» **Aim of the task**:
Transcribe every line of the records verbatim.
•••
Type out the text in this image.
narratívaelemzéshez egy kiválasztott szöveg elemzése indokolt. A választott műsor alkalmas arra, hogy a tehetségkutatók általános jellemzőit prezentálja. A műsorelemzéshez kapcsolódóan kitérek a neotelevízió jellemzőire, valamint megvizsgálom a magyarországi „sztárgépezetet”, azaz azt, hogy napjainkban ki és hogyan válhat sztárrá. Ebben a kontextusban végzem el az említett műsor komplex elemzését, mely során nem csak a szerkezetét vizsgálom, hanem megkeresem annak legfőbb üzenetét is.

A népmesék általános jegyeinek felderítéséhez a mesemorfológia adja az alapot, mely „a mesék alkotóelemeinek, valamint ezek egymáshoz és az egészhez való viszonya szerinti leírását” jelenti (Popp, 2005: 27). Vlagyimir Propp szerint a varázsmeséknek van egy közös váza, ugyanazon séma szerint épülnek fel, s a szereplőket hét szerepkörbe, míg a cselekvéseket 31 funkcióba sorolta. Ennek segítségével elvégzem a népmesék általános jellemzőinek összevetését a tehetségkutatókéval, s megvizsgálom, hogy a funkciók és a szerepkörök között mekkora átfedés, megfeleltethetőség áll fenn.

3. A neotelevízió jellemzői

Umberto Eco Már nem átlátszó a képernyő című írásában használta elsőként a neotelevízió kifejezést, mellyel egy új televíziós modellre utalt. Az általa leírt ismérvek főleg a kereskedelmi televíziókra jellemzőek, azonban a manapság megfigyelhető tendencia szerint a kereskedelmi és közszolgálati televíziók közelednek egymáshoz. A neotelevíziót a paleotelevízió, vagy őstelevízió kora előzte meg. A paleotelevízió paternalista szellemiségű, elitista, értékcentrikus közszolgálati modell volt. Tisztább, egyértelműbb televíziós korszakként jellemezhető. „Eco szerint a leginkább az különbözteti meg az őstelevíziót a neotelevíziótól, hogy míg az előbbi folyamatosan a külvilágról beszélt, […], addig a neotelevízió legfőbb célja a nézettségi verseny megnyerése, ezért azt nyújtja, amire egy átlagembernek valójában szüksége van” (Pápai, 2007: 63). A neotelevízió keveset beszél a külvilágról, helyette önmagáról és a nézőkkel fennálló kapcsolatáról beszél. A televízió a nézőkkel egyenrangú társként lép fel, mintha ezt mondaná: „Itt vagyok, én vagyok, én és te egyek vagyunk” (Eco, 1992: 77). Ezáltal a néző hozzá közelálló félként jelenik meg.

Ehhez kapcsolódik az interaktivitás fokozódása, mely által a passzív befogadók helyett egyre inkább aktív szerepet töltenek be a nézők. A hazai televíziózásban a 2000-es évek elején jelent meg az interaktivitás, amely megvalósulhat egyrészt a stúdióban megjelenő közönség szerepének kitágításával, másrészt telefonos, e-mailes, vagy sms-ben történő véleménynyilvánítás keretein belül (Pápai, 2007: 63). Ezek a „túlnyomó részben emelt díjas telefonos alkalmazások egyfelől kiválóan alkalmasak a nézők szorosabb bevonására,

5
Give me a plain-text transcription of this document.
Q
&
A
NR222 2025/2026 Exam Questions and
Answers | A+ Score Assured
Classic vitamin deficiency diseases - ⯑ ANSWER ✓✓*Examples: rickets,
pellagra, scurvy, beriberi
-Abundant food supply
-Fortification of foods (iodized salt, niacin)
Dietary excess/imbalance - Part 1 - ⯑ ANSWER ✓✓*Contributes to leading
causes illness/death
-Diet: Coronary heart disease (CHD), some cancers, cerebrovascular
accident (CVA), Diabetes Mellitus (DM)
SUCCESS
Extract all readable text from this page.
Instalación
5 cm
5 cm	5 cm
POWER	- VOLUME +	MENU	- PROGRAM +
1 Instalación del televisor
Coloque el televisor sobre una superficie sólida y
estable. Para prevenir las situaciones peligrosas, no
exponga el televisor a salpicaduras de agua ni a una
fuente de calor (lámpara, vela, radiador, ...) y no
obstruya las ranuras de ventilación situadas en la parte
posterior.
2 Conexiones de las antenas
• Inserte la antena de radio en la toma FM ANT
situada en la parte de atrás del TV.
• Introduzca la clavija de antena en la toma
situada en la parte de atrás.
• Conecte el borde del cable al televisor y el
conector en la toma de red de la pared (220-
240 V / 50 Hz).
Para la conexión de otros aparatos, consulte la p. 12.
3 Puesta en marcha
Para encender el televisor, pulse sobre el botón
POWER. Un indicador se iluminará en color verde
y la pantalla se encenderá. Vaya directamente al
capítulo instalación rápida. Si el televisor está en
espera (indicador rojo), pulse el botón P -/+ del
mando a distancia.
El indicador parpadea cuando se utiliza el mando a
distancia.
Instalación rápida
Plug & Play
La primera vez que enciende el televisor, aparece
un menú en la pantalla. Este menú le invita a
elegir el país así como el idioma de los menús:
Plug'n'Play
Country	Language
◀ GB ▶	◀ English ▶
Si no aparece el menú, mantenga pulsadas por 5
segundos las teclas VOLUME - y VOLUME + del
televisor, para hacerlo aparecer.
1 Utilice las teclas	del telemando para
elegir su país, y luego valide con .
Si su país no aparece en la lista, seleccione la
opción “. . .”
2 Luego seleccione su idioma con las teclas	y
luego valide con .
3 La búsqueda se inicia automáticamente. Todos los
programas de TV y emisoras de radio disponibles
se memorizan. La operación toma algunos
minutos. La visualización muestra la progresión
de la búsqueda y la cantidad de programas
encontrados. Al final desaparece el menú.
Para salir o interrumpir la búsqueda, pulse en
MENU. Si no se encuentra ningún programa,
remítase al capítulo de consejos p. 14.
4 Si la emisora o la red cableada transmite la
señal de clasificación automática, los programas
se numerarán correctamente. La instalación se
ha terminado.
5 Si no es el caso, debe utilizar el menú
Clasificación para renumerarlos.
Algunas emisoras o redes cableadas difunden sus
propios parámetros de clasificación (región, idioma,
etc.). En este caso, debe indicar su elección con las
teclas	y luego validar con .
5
•••
» **Exercise output**:
Type out the text in this image.
narratívaelemzéshez egy kiválasztott szöveg elemzése indokolt. A választott műsor alkalmas arra, hogy a tehetségkutatók általános jellemzőit prezentálja. A műsorelemzéshez kapcsolódóan kitérek a neotelevízió jellemzőire, valamint megvizsgálom a magyarországi „sztárgépezetet”, azaz azt, hogy napjainkban ki és hogyan válhat sztárrá. Ebben a kontextusban végzem el az említett műsor komplex elemzését, mely során nem csak a szerkezetét vizsgálom, hanem megkeresem annak legfőbb üzenetét is.

A népmesék általános jegyeinek felderítéséhez a mesemorfológia adja az alapot, mely „a mesék alkotóelemeinek, valamint ezek egymáshoz és az egészhez való viszonya szerinti leírását” jelenti (Popp, 2005: 27). Vlagyimir Propp szerint a varázsmeséknek van egy közös váza, ugyanazon séma szerint épülnek fel, s a szereplőket hét szerepkörbe, míg a cselekvéseket 31 funkcióba sorolta. Ennek segítségével elvégzem a népmesék általános jellemzőinek összevetését a tehetségkutatókéval, s megvizsgálom, hogy a funkciók és a szerepkörök között mekkora átfedés, megfeleltethetőség áll fenn.

3. A neotelevízió jellemzői

Umberto Eco Már nem átlátszó a képernyő című írásában használta elsőként a neotelevízió kifejezést, mellyel egy új televíziós modellre utalt. Az általa leírt ismérvek főleg a kereskedelmi televíziókra jellemzőek, azonban a manapság megfigyelhető tendencia szerint a kereskedelmi és közszolgálati televíziók közelednek egymáshoz. A neotelevíziót a paleotelevízió, vagy őstelevízió kora előzte meg. A paleotelevízió paternalista szellemiségű, elitista, értékcentrikus közszolgálati modell volt. Tisztább, egyértelműbb televíziós korszakként jellemezhető. „Eco szerint a leginkább az különbözteti meg az őstelevíziót a neotelevíziótól, hogy míg az előbbi folyamatosan a külvilágról beszélt, […], addig a neotelevízió legfőbb célja a nézettségi verseny megnyerése, ezért azt nyújtja, amire egy átlagembernek valójában szüksége van” (Pápai, 2007: 63). A neotelevízió keveset beszél a külvilágról, helyette önmagáról és a nézőkkel fennálló kapcsolatáról beszél. A televízió a nézőkkel egyenrangú társként lép fel, mintha ezt mondaná: „Itt vagyok, én vagyok, én és te egyek vagyunk” (Eco, 1992: 77). Ezáltal a néző hozzá közelálló félként jelenik meg.

Ehhez kapcsolódik az interaktivitás fokozódása, mely által a passzív befogadók helyett egyre inkább aktív szerepet töltenek be a nézők. A hazai televíziózásban a 2000-es évek elején jelent meg az interaktivitás, amely megvalósulhat egyrészt a stúdióban megjelenő közönség szerepének kitágításával, másrészt telefonos, e-mailes, vagy sms-ben történő véleménynyilvánítás keretein belül (Pápai, 2007: 63). Ezek a „túlnyomó részben emelt díjas telefonos alkalmazások egyfelől kiválóan alkalmasak a nézők szorosabb bevonására,

5
Give me a plain-text transcription of this document.
Q
&
A
NR222 2025/2026 Exam Questions and
Answers | A+ Score Assured
Classic vitamin deficiency diseases - ⯑ ANSWER ✓✓*Examples: rickets,
pellagra, scurvy, beriberi
-Abundant food supply
-Fortification of foods (iodized salt, niacin)
Dietary excess/imbalance - Part 1 - ⯑ ANSWER ✓✓*Contributes to leading
causes illness/death
-Diet: Coronary heart disease (CHD), some cancers, cerebrovascular
accident (CVA), Diabetes Mellitus (DM)
SUCCESS
Extract all readable text from this page.
Instalación
5 cm
5 cm	5 cm
POWER	- VOLUME +	MENU	- PROGRAM +
1 Instalación del televisor
Coloque el televisor sobre una superficie sólida y
estable. Para prevenir las situaciones peligrosas, no
exponga el televisor a salpicaduras de agua ni a una
fuente de calor (lámpara, vela, radiador, ...) y no
obstruya las ranuras de ventilación situadas en la parte
posterior.
2 Conexiones de las antenas
• Inserte la antena de radio en la toma FM ANT
situada en la parte de atrás del TV.
• Introduzca la clavija de antena en la toma
situada en la parte de atrás.
• Conecte el borde del cable al televisor y el
conector en la toma de red de la pared (220-
240 V / 50 Hz).
Para la conexión de otros aparatos, consulte la p. 12.
3 Puesta en marcha
Para encender el televisor, pulse sobre el botón
POWER. Un indicador se iluminará en color verde
y la pantalla se encenderá. Vaya directamente al
capítulo instalación rápida. Si el televisor está en
espera (indicador rojo), pulse el botón P -/+ del
mando a distancia.
El indicador parpadea cuando se utiliza el mando a
distancia.
Instalación rápida
Plug & Play
La primera vez que enciende el televisor, aparece
un menú en la pantalla. Este menú le invita a
elegir el país así como el idioma de los menús:
Plug'n'Play
Country	Language
◀ GB ▶	◀ English ▶
Si no aparece el menú, mantenga pulsadas por 5
segundos las teclas VOLUME - y VOLUME + del
televisor, para hacerlo aparecer.
1 Utilice las teclas	del telemando para
elegir su país, y luego valide con .
Si su país no aparece en la lista, seleccione la
opción “. . .”
2 Luego seleccione su idioma con las teclas	y
luego valide con .
3 La búsqueda se inicia automáticamente. Todos los
programas de TV y emisoras de radio disponibles
se memorizan. La operación toma algunos
minutos. La visualización muestra la progresión
de la búsqueda y la cantidad de programas
encontrados. Al final desaparece el menú.
Para salir o interrumpir la búsqueda, pulse en
MENU. Si no se encuentra ningún programa,
remítase al capítulo de consejos p. 14.
4 Si la emisora o la red cableada transmite la
señal de clasificación automática, los programas
se numerarán correctamente. La instalación se
ha terminado.
5 Si no es el caso, debe utilizar el menú
Clasificación para renumerarlos.
Algunas emisoras o redes cableadas difunden sus
propios parámetros de clasificación (región, idioma,
etc.). En este caso, debe indicar su elección con las
teclas	y luego validar con .
5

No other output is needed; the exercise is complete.